------ RECORDS PROVIDED ------
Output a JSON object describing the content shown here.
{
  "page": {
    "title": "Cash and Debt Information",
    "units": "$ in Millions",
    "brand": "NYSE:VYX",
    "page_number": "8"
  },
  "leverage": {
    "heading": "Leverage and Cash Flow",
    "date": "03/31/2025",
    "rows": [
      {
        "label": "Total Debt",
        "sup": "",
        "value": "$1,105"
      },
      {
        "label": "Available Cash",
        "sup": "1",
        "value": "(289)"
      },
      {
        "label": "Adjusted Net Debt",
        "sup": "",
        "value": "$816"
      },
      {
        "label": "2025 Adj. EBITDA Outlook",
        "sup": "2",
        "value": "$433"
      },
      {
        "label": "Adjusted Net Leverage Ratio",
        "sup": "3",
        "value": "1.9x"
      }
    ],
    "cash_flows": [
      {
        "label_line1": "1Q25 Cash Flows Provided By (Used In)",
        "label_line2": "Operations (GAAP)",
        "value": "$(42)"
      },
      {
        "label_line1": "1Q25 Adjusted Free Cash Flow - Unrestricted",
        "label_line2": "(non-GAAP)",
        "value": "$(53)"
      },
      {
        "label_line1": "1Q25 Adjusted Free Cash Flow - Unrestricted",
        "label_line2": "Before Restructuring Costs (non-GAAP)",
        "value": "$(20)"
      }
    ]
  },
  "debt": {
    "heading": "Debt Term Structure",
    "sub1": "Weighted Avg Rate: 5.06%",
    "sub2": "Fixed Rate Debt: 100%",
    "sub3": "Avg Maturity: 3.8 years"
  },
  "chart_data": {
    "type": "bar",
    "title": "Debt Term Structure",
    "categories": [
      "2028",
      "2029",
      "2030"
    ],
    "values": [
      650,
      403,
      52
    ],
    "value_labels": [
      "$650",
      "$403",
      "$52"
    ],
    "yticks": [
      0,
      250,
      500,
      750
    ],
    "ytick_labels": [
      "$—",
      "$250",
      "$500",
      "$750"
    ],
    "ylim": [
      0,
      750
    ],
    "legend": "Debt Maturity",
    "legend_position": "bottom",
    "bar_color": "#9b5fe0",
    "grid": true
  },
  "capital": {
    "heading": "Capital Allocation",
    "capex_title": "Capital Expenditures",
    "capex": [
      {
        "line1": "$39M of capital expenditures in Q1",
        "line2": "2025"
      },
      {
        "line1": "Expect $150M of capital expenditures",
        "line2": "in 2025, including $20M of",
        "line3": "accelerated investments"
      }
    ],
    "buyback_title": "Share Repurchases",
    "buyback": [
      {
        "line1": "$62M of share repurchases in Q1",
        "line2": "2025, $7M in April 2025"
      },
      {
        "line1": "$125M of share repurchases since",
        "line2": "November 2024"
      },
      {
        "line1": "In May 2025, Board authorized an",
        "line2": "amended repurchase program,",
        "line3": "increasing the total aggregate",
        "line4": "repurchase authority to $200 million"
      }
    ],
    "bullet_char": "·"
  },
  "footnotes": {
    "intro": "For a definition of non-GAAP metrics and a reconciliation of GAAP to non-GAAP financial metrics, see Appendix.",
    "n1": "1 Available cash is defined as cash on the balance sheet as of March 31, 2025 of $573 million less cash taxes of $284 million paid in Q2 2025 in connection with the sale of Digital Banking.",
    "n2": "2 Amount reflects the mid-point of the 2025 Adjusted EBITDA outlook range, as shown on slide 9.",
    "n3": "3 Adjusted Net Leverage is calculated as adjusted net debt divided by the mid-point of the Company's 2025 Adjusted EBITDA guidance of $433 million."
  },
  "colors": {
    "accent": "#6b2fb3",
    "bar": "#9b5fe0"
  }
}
------
§ **SHORT PROBLEM**: Only lines with "shown" are wanted here; list each of them.

§ **EXERCISE OUTPUT**:
Output a JSON object describing the content shown here.
    "n2": "2 Amount reflects the mid-point of the 2025 Adjusted EBITDA outlook range, as shown on slide 9.",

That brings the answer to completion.